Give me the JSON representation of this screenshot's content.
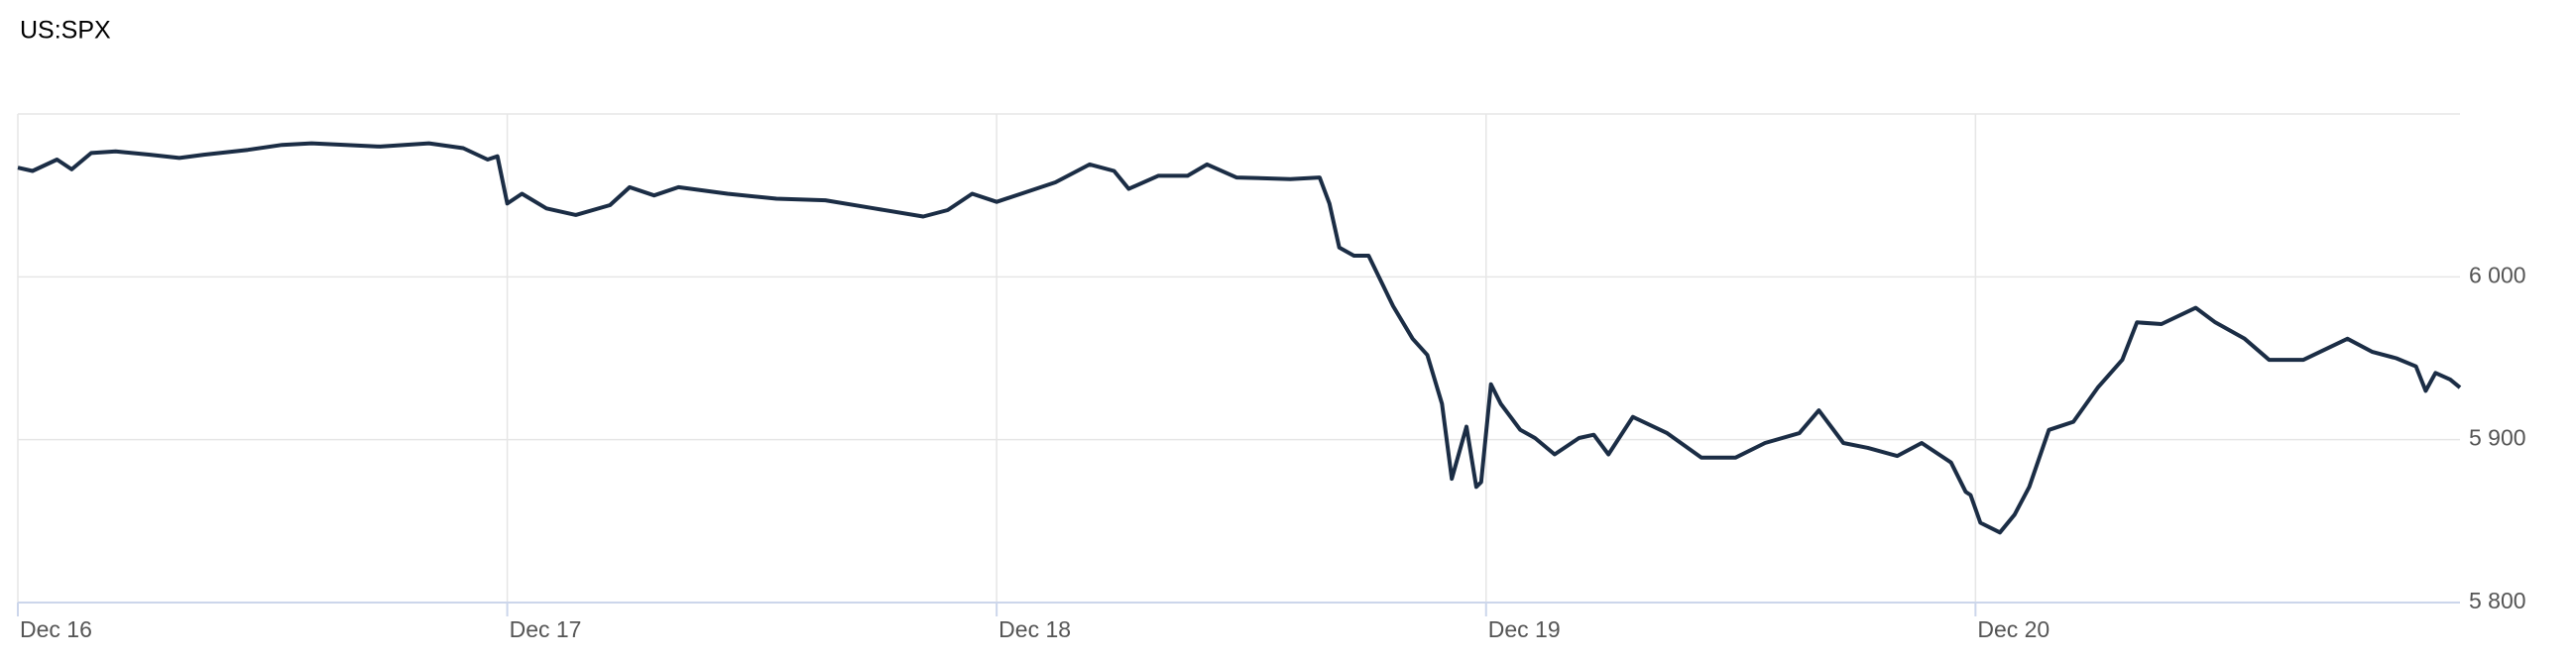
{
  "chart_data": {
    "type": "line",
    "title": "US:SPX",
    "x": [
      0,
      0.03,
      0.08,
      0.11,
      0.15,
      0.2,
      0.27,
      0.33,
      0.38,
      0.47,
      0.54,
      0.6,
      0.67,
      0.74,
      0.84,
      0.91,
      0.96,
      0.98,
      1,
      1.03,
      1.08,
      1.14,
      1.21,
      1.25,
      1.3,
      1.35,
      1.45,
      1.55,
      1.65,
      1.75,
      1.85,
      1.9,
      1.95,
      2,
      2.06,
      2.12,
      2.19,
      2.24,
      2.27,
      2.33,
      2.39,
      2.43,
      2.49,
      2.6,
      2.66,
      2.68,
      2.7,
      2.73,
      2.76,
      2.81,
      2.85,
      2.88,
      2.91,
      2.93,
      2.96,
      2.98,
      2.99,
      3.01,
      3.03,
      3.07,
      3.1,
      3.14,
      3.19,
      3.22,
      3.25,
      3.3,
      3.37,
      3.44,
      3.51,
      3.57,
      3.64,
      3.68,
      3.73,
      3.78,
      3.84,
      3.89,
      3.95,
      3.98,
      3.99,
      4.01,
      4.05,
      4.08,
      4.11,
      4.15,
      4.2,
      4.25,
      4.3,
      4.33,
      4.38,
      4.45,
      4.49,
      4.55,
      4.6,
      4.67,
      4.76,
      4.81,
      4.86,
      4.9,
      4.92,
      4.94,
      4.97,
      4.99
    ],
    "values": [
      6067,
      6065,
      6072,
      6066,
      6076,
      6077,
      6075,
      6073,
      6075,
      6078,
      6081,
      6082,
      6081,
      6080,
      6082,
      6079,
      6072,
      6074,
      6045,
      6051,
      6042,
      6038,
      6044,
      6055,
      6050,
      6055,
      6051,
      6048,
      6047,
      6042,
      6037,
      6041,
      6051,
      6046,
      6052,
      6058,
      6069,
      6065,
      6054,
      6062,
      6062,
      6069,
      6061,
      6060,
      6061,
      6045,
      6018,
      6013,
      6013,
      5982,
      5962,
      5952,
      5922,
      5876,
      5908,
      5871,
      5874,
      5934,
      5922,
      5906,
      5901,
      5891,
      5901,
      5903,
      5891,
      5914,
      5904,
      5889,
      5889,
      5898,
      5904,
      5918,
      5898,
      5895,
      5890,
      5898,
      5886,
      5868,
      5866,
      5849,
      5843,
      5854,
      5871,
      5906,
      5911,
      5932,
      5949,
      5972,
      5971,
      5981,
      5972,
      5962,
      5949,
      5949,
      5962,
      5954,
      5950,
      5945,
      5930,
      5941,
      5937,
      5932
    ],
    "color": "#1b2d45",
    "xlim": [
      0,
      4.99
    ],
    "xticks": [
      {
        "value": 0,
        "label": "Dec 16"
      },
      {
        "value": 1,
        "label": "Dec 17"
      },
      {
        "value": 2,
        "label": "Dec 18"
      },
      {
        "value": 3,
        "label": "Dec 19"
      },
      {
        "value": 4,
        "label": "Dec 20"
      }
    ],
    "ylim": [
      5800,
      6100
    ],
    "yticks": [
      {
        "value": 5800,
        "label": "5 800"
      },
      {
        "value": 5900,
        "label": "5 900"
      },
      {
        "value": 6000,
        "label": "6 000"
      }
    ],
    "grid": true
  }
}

WHAT IS ASKED: Each line above is to be copied verbatim. Drop any image from the copy.

SOLUTION FOR THIS PROBLEM:
Give me the JSON representation of this screenshot's content.
{
  "chart_data": {
    "type": "line",
    "title": "US:SPX",
    "x": [
      0,
      0.03,
      0.08,
      0.11,
      0.15,
      0.2,
      0.27,
      0.33,
      0.38,
      0.47,
      0.54,
      0.6,
      0.67,
      0.74,
      0.84,
      0.91,
      0.96,
      0.98,
      1,
      1.03,
      1.08,
      1.14,
      1.21,
      1.25,
      1.3,
      1.35,
      1.45,
      1.55,
      1.65,
      1.75,
      1.85,
      1.9,
      1.95,
      2,
      2.06,
      2.12,
      2.19,
      2.24,
      2.27,
      2.33,
      2.39,
      2.43,
      2.49,
      2.6,
      2.66,
      2.68,
      2.7,
      2.73,
      2.76,
      2.81,
      2.85,
      2.88,
      2.91,
      2.93,
      2.96,
      2.98,
      2.99,
      3.01,
      3.03,
      3.07,
      3.1,
      3.14,
      3.19,
      3.22,
      3.25,
      3.3,
      3.37,
      3.44,
      3.51,
      3.57,
      3.64,
      3.68,
      3.73,
      3.78,
      3.84,
      3.89,
      3.95,
      3.98,
      3.99,
      4.01,
      4.05,
      4.08,
      4.11,
      4.15,
      4.2,
      4.25,
      4.3,
      4.33,
      4.38,
      4.45,
      4.49,
      4.55,
      4.6,
      4.67,
      4.76,
      4.81,
      4.86,
      4.9,
      4.92,
      4.94,
      4.97,
      4.99
    ],
    "values": [
      6067,
      6065,
      6072,
      6066,
      6076,
      6077,
      6075,
      6073,
      6075,
      6078,
      6081,
      6082,
      6081,
      6080,
      6082,
      6079,
      6072,
      6074,
      6045,
      6051,
      6042,
      6038,
      6044,
      6055,
      6050,
      6055,
      6051,
      6048,
      6047,
      6042,
      6037,
      6041,
      6051,
      6046,
      6052,
      6058,
      6069,
      6065,
      6054,
      6062,
      6062,
      6069,
      6061,
      6060,
      6061,
      6045,
      6018,
      6013,
      6013,
      5982,
      5962,
      5952,
      5922,
      5876,
      5908,
      5871,
      5874,
      5934,
      5922,
      5906,
      5901,
      5891,
      5901,
      5903,
      5891,
      5914,
      5904,
      5889,
      5889,
      5898,
      5904,
      5918,
      5898,
      5895,
      5890,
      5898,
      5886,
      5868,
      5866,
      5849,
      5843,
      5854,
      5871,
      5906,
      5911,
      5932,
      5949,
      5972,
      5971,
      5981,
      5972,
      5962,
      5949,
      5949,
      5962,
      5954,
      5950,
      5945,
      5930,
      5941,
      5937,
      5932
    ],
    "color": "#1b2d45",
    "xlim": [
      0,
      4.99
    ],
    "xticks": [
      {
        "value": 0,
        "label": "Dec 16"
      },
      {
        "value": 1,
        "label": "Dec 17"
      },
      {
        "value": 2,
        "label": "Dec 18"
      },
      {
        "value": 3,
        "label": "Dec 19"
      },
      {
        "value": 4,
        "label": "Dec 20"
      }
    ],
    "ylim": [
      5800,
      6100
    ],
    "yticks": [
      {
        "value": 5800,
        "label": "5 800"
      },
      {
        "value": 5900,
        "label": "5 900"
      },
      {
        "value": 6000,
        "label": "6 000"
      }
    ],
    "grid": true
  }
}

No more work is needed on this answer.